From the entries below, extract every line that includes the word "programme".

+++

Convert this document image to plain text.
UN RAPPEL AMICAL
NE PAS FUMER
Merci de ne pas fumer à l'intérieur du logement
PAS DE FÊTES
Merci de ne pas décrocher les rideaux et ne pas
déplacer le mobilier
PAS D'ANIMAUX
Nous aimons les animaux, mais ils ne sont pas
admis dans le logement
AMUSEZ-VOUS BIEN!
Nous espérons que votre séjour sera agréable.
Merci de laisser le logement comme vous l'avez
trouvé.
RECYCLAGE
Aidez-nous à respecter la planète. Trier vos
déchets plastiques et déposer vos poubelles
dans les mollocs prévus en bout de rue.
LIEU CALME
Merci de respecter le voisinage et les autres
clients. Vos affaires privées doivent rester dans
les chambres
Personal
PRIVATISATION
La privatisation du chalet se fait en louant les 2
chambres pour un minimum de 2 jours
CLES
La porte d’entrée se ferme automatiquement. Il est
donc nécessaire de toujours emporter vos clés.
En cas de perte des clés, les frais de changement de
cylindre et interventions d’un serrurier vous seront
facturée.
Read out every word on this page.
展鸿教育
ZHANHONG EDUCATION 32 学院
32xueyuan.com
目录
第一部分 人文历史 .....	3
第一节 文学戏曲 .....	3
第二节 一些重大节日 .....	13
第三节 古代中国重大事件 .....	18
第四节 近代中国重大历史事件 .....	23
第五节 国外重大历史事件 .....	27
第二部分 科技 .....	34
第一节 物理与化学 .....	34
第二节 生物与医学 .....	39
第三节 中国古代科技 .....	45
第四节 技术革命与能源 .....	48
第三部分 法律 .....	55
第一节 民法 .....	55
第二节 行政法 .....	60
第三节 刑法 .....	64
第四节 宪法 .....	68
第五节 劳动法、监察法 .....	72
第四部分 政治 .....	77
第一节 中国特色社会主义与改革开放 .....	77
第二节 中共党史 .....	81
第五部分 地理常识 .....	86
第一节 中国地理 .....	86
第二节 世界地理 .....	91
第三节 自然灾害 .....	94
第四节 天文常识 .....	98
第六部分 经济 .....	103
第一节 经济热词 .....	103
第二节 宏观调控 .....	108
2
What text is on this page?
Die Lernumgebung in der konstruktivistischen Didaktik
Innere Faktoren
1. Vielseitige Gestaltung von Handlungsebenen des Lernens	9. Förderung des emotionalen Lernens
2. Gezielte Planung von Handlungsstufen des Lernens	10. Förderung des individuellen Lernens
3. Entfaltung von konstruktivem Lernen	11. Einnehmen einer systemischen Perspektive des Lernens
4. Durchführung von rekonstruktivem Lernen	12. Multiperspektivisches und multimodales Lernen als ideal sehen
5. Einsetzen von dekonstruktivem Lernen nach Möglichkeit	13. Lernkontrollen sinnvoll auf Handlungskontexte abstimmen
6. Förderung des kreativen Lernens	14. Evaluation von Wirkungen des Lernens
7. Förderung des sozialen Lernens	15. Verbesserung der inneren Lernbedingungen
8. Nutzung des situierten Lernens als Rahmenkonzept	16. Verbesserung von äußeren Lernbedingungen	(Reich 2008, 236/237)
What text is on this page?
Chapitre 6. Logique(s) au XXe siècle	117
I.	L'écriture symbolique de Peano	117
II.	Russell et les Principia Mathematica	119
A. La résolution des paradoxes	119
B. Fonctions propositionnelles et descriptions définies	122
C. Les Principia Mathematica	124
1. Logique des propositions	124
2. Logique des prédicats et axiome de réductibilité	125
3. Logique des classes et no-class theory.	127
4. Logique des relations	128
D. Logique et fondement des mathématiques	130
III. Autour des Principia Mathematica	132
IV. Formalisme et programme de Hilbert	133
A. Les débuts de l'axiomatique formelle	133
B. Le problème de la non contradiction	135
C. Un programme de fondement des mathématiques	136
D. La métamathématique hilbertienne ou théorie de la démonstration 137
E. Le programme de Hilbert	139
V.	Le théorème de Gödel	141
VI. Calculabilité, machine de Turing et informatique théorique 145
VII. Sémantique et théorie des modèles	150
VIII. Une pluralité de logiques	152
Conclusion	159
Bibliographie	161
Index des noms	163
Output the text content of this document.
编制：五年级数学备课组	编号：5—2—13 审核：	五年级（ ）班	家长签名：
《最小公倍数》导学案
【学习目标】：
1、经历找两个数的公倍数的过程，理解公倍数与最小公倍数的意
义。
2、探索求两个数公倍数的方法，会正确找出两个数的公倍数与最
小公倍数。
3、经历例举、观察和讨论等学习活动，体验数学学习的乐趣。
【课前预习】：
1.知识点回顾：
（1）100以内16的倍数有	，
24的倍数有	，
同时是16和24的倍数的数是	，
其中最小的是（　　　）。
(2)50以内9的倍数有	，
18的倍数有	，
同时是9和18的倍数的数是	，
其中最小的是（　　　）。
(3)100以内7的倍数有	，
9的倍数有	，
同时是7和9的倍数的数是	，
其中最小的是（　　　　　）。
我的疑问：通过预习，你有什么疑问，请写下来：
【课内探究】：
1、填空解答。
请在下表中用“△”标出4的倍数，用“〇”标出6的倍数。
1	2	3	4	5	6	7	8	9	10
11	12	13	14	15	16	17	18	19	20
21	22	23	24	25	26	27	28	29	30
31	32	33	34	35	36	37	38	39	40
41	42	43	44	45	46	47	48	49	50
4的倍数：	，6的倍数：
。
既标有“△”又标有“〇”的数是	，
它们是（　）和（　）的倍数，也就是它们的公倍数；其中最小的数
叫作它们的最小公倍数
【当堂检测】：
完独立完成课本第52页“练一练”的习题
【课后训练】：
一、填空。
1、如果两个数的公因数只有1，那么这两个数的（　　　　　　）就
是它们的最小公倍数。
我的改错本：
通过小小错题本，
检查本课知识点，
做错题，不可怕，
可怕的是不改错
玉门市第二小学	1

+++

## ANSWER IN FULL
IV. Formalisme et programme de Hilbert	133
C. Un programme de fondement des mathématiques	136
E. Le programme de Hilbert	139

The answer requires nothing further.